# The task
Copy out each line containing "values" from the entries below.

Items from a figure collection
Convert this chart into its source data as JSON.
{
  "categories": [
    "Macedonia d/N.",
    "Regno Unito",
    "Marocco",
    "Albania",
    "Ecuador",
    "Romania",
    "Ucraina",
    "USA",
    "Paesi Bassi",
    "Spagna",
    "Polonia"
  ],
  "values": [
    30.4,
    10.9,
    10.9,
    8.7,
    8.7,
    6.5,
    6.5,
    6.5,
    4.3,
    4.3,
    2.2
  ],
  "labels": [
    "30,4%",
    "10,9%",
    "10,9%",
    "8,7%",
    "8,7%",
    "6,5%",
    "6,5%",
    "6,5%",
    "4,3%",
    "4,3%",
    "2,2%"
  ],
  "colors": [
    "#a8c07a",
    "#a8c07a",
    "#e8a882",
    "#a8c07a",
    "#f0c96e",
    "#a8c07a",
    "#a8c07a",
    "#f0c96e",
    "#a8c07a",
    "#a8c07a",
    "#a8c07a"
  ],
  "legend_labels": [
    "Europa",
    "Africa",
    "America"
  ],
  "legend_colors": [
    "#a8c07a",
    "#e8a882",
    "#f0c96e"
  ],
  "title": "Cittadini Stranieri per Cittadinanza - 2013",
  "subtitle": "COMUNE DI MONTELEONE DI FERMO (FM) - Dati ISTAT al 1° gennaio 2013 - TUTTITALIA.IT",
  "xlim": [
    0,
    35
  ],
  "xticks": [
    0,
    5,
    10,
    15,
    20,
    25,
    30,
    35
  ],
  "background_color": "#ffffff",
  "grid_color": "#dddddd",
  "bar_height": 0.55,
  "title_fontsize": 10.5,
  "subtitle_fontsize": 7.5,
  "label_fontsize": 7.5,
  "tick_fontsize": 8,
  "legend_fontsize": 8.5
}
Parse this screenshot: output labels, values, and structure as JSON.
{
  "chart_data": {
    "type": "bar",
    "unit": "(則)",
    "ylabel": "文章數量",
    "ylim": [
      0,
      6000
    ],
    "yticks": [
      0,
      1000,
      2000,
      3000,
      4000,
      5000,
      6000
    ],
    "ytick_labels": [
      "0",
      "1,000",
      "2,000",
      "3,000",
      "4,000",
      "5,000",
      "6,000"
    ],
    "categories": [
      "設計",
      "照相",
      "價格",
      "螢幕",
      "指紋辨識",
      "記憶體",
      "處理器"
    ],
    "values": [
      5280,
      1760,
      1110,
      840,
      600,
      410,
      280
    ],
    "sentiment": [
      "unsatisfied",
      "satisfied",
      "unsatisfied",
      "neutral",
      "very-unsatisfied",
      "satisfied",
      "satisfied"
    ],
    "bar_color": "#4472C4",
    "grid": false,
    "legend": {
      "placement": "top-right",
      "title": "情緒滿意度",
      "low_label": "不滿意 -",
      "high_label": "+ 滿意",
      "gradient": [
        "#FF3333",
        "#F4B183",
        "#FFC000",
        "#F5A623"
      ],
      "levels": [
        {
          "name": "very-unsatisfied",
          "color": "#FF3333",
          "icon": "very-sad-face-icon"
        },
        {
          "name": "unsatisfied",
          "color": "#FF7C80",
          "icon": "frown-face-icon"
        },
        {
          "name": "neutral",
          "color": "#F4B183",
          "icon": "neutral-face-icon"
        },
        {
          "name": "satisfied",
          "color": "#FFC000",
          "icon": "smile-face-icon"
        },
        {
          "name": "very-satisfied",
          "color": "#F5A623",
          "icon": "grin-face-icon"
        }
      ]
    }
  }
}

# Right answer
  "values": [
Parse this screenshot: output labels, values, and structure as JSON.
    "values": [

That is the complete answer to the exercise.